>> Start

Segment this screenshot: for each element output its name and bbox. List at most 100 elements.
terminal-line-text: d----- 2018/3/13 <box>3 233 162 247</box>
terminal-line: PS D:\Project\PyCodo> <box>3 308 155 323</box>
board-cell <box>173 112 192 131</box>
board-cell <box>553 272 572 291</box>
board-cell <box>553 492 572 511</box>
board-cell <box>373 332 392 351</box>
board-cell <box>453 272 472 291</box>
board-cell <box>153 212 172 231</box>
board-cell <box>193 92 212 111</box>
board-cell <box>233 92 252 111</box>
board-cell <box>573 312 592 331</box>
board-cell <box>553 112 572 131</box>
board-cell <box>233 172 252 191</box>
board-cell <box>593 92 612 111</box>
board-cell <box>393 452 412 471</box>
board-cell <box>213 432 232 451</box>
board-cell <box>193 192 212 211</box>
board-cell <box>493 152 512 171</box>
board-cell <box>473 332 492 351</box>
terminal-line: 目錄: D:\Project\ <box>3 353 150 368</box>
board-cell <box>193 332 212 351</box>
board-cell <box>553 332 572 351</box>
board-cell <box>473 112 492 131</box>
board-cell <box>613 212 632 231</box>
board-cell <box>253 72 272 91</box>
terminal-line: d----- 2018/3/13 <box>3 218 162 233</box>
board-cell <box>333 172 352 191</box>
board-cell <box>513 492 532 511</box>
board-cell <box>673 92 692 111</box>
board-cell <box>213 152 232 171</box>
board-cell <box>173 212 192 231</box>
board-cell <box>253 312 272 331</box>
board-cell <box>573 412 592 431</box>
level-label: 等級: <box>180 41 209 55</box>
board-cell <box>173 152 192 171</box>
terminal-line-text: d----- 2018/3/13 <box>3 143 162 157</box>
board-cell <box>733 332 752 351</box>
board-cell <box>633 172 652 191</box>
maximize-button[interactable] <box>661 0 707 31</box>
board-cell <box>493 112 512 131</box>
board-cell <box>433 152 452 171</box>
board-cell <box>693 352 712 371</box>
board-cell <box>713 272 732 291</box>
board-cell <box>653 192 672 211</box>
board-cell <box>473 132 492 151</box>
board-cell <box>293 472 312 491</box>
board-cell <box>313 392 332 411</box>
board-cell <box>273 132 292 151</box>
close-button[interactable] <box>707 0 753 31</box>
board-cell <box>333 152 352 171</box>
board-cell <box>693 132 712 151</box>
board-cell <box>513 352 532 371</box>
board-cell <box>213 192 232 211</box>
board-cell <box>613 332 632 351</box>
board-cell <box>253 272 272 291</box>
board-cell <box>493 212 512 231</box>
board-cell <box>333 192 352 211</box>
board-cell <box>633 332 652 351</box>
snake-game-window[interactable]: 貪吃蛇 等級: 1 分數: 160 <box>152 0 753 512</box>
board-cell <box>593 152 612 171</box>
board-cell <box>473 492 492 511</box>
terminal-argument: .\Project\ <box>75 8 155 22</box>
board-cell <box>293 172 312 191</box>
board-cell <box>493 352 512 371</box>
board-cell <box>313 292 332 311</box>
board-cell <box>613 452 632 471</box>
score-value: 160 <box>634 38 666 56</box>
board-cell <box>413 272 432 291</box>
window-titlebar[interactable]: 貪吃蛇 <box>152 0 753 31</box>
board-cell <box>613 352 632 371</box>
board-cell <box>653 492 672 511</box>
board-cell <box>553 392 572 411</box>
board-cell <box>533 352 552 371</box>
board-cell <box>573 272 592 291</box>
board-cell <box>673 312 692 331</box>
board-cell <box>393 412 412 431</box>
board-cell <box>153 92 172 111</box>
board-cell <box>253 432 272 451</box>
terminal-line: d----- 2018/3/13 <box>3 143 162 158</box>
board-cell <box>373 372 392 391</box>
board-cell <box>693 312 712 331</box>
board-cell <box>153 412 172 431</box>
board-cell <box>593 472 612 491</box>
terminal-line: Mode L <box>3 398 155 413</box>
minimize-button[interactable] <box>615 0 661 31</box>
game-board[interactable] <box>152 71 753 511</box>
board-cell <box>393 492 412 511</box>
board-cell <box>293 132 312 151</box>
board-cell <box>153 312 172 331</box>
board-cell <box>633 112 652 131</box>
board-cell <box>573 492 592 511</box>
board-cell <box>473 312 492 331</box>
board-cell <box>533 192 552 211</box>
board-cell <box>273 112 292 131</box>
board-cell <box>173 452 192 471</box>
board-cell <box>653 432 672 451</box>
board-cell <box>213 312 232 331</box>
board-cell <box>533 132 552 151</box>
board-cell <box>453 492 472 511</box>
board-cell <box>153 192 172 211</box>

>> End
>> Start

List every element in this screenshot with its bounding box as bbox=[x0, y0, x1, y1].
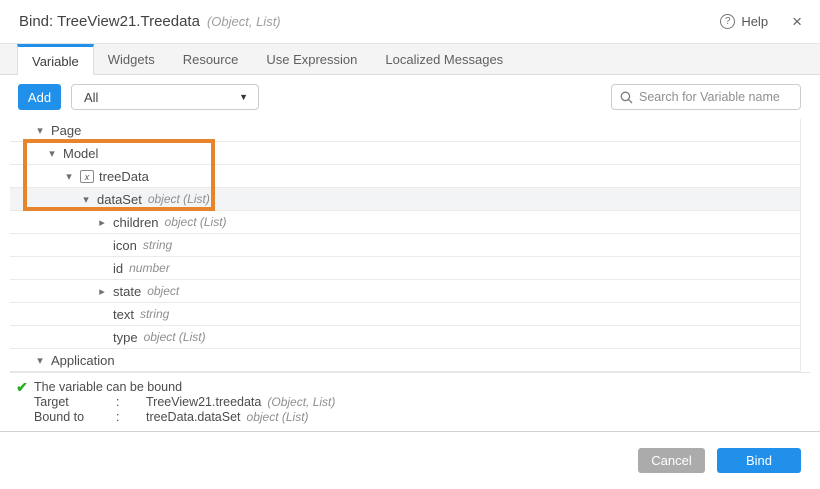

>> End
>> Start

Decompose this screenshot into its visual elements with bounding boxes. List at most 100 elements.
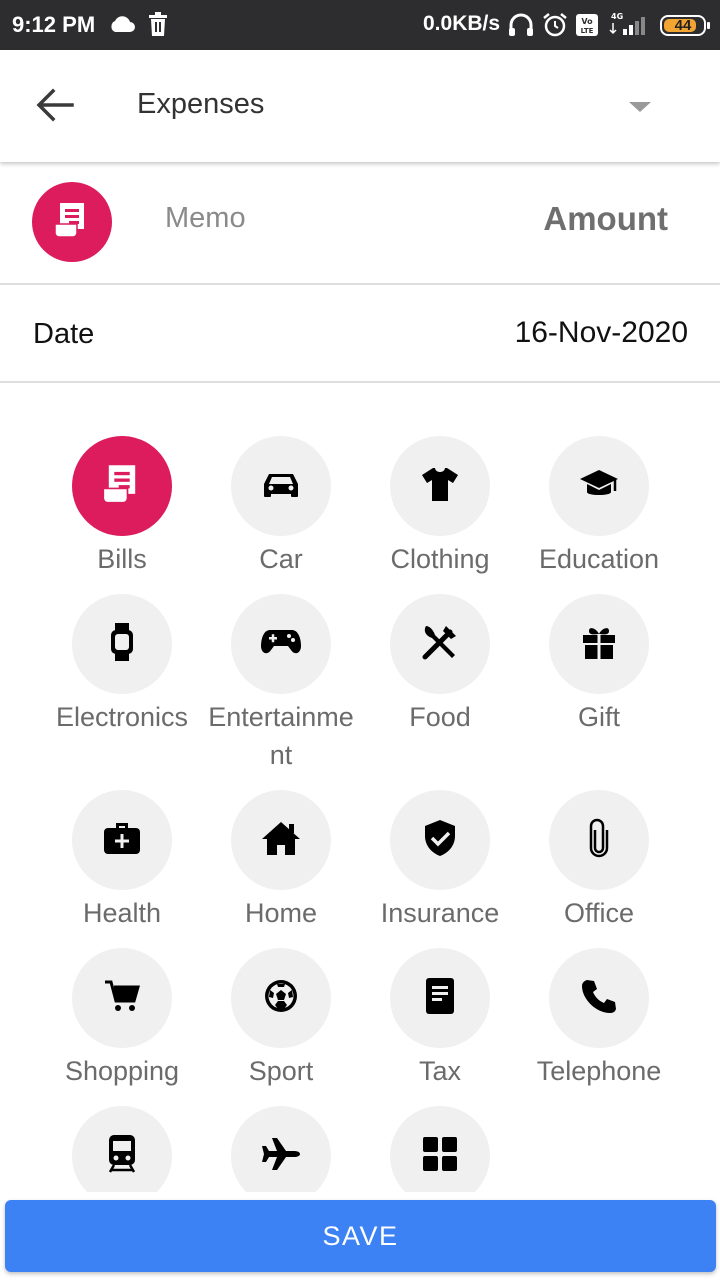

>> End

● WHAT YOU ARE ASKED TO DO
Format the rows from the line containing "Segment this screenshot: for" up to and including the line containing "board-cell <box>653 192 672 211</box>" as a numbered list, leaving out any blank lines.

● EXPECTED OUTPUT
1. Segment this screenshot: for each element output its name and bbox. List at most 100 elements.
2. terminal-line-text: d----- 2018/3/13 <box>3 233 162 247</box>
3. terminal-line: PS D:\Project\PyCodo> <box>3 308 155 323</box>
4. board-cell <box>173 112 192 131</box>
5. board-cell <box>553 272 572 291</box>
6. board-cell <box>553 492 572 511</box>
7. board-cell <box>373 332 392 351</box>
8. board-cell <box>453 272 472 291</box>
9. board-cell <box>153 212 172 231</box>
10. board-cell <box>193 92 212 111</box>
11. board-cell <box>233 92 252 111</box>
12. board-cell <box>573 312 592 331</box>
13. board-cell <box>553 112 572 131</box>
14. board-cell <box>233 172 252 191</box>
15. board-cell <box>593 92 612 111</box>
16. board-cell <box>393 452 412 471</box>
17. board-cell <box>213 432 232 451</box>
18. board-cell <box>193 192 212 211</box>
19. board-cell <box>493 152 512 171</box>
20. board-cell <box>473 332 492 351</box>
21. terminal-line: 目錄: D:\Project\ <box>3 353 150 368</box>
22. board-cell <box>193 332 212 351</box>
23. board-cell <box>553 332 572 351</box>
24. board-cell <box>473 112 492 131</box>
25. board-cell <box>613 212 632 231</box>
26. board-cell <box>253 72 272 91</box>
27. terminal-line: d----- 2018/3/13 <box>3 218 162 233</box>
28. board-cell <box>333 172 352 191</box>
29. board-cell <box>513 492 532 511</box>
30. board-cell <box>673 92 692 111</box>
31. board-cell <box>213 152 232 171</box>
32. board-cell <box>173 212 192 231</box>
33. board-cell <box>253 312 272 331</box>
34. board-cell <box>573 412 592 431</box>
35. level-label: 等級: <box>180 41 209 55</box>
36. board-cell <box>173 152 192 171</box>
37. terminal-line-text: d----- 2018/3/13 <box>3 143 162 157</box>
38. board-cell <box>733 332 752 351</box>
39. board-cell <box>633 172 652 191</box>
40. maximize-button[interactable] <box>661 0 707 31</box>
41. board-cell <box>493 112 512 131</box>
42. board-cell <box>433 152 452 171</box>
43. board-cell <box>693 352 712 371</box>
44. board-cell <box>713 272 732 291</box>
45. board-cell <box>653 192 672 211</box>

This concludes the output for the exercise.